• _WORK INSTRUCTIONS_
Write out each of the items below word for word, keeping every line as it appears.

• _EXTRACTED RECORDS_
___

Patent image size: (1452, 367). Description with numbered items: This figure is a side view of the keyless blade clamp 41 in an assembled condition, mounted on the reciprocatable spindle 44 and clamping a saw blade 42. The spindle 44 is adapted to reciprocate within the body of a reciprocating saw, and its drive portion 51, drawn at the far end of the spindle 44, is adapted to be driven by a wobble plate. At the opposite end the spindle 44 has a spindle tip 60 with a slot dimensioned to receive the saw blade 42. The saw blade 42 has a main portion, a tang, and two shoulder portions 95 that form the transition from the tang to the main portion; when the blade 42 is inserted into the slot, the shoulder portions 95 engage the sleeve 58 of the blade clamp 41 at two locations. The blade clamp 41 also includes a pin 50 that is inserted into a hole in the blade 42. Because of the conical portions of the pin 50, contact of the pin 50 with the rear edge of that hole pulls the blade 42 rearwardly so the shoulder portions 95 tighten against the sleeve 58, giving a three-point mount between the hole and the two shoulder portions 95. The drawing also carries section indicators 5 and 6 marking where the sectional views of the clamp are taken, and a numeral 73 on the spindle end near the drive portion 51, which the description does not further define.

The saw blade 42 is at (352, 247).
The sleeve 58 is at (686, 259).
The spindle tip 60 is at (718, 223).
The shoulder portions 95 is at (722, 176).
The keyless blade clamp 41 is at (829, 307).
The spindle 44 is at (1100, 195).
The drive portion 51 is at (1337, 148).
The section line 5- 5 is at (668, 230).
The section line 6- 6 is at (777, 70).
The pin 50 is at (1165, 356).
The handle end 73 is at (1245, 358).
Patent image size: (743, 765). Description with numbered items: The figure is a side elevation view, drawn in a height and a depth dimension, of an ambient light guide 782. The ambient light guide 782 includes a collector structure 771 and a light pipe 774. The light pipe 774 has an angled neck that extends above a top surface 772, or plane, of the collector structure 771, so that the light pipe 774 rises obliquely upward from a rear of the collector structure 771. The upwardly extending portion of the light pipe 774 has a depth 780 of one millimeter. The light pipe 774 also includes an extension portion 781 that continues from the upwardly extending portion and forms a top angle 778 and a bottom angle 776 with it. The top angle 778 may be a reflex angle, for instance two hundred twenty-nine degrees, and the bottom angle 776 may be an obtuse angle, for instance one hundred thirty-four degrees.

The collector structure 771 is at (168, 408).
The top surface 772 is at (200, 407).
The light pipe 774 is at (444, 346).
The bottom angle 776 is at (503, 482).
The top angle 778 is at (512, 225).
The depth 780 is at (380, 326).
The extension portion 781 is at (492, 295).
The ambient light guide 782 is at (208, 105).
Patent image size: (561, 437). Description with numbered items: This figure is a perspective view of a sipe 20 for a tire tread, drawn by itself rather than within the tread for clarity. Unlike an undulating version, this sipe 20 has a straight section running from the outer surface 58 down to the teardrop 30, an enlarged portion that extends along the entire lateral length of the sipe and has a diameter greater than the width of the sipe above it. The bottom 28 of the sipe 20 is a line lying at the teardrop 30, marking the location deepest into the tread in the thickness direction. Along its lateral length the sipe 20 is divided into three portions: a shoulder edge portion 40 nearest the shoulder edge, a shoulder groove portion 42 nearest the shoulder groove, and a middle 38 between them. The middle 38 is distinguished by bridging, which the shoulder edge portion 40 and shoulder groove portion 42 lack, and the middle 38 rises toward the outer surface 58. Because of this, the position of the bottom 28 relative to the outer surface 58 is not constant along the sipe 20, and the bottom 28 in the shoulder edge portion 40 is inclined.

___

• _RIGHT ANSWER_
Patent image size: (1452, 367). Description with numbered items: This figure is a side view of the keyless blade clamp 41 in an assembled condition, mounted on the reciprocatable spindle 44 and clamping a saw blade 42. The spindle 44 is adapted to reciprocate within the body of a reciprocating saw, and its drive portion 51, drawn at the far end of the spindle 44, is adapted to be driven by a wobble plate. At the opposite end the spindle 44 has a spindle tip 60 with a slot dimensioned to receive the saw blade 42. The saw blade 42 has a main portion, a tang, and two shoulder portions 95 that form the transition from the tang to the main portion; when the blade 42 is inserted into the slot, the shoulder portions 95 engage the sleeve 58 of the blade clamp 41 at two locations. The blade clamp 41 also includes a pin 50 that is inserted into a hole in the blade 42. Because of the conical portions of the pin 50, contact of the pin 50 with the rear edge of that hole pulls the blade 42 rearwardly so the shoulder portions 95 tighten against the sleeve 58, giving a three-point mount between the hole and the two shoulder portions 95. The drawing also carries section indicators 5 and 6 marking where the sectional views of the clamp are taken, and a numeral 73 on the spindle end near the drive portion 51, which the description does not further define.

The saw blade 42 is at (352, 247).
The sleeve 58 is at (686, 259).
The spindle tip 60 is at (718, 223).
The shoulder portions 95 is at (722, 176).
The keyless blade clamp 41 is at (829, 307).
The spindle 44 is at (1100, 195).
The drive portion 51 is at (1337, 148).
The section line 5- 5 is at (668, 230).
The section line 6- 6 is at (777, 70).
The pin 50 is at (1165, 356).
The handle end 73 is at (1245, 358).
Patent image size: (743, 765). Description with numbered items: The figure is a side elevation view, drawn in a height and a depth dimension, of an ambient light guide 782. The ambient light guide 782 includes a collector structure 771 and a light pipe 774. The light pipe 774 has an angled neck that extends above a top surface 772, or plane, of the collector structure 771, so that the light pipe 774 rises obliquely upward from a rear of the collector structure 771. The upwardly extending portion of the light pipe 774 has a depth 780 of one millimeter. The light pipe 774 also includes an extension portion 781 that continues from the upwardly extending portion and forms a top angle 778 and a bottom angle 776 with it. The top angle 778 may be a reflex angle, for instance two hundred twenty-nine degrees, and the bottom angle 776 may be an obtuse angle, for instance one hundred thirty-four degrees.

The collector structure 771 is at (168, 408).
The top surface 772 is at (200, 407).
The light pipe 774 is at (444, 346).
The bottom angle 776 is at (503, 482).
The top angle 778 is at (512, 225).
The depth 780 is at (380, 326).
The extension portion 781 is at (492, 295).
The ambient light guide 782 is at (208, 105).
Patent image size: (561, 437). Description with numbered items: This figure is a perspective view of a sipe 20 for a tire tread, drawn by itself rather than within the tread for clarity. Unlike an undulating version, this sipe 20 has a straight section running from the outer surface 58 down to the teardrop 30, an enlarged portion that extends along the entire lateral length of the sipe and has a diameter greater than the width of the sipe above it. The bottom 28 of the sipe 20 is a line lying at the teardrop 30, marking the location deepest into the tread in the thickness direction. Along its lateral length the sipe 20 is divided into three portions: a shoulder edge portion 40 nearest the shoulder edge, a shoulder groove portion 42 nearest the shoulder groove, and a middle 38 between them. The middle 38 is distinguished by bridging, which the shoulder edge portion 40 and shoulder groove portion 42 lack, and the middle 38 rises toward the outer surface 58. Because of this, the position of the bottom 28 relative to the outer surface 58 is not constant along the sipe 20, and the bottom 28 in the shoulder edge portion 40 is inclined.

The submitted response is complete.